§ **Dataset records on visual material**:
-.-.-

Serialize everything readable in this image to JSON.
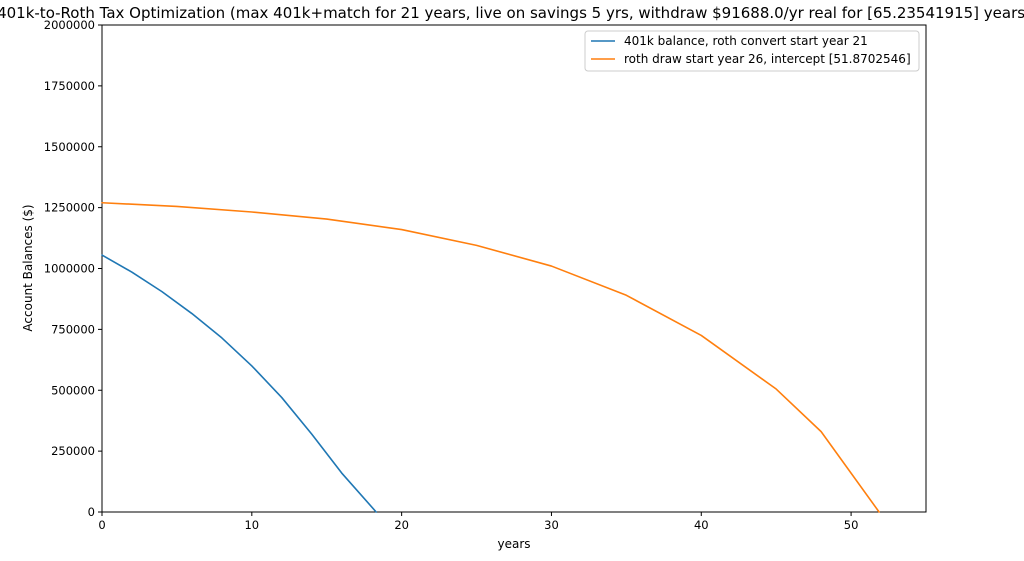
{
  "chart_data": {
    "type": "line",
    "title": "401k-to-Roth Tax Optimization (max 401k+match for 21 years, live on savings 5 yrs, withdraw $91688.0/yr real for [65.23541915] years)",
    "xlabel": "years",
    "ylabel": "Account Balances ($)",
    "xlim": [
      0,
      55
    ],
    "ylim": [
      0,
      2000000
    ],
    "xticks": [
      0,
      10,
      20,
      30,
      40,
      50
    ],
    "yticks": [
      0,
      250000,
      500000,
      750000,
      1000000,
      1250000,
      1500000,
      1750000,
      2000000
    ],
    "grid": false,
    "legend_position": "top-right",
    "series": [
      {
        "name": "401k balance, roth convert start year 21",
        "color": "#1f77b4",
        "x": [
          0,
          2,
          4,
          6,
          8,
          10,
          12,
          14,
          16,
          18.3
        ],
        "y": [
          1055000,
          985000,
          905000,
          815000,
          715000,
          600000,
          470000,
          320000,
          160000,
          0
        ]
      },
      {
        "name": "roth draw start year 26, intercept [51.8702546]",
        "color": "#ff7f0e",
        "x": [
          0,
          5,
          10,
          15,
          20,
          25,
          30,
          35,
          40,
          45,
          48,
          51.87
        ],
        "y": [
          1270000,
          1255000,
          1232000,
          1203000,
          1160000,
          1095000,
          1010000,
          890000,
          725000,
          505000,
          330000,
          0
        ]
      }
    ]
  }
}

-.-.-

§ **Your instructions**: Scan the material and collect every line that contains "years".

§ **Solved problem**:
    "title": "401k-to-Roth Tax Optimization (max 401k+match for 21 years, live on savings 5 yrs, withdraw $91688.0/yr real for [65.23541915] years)",
    "xlabel": "years",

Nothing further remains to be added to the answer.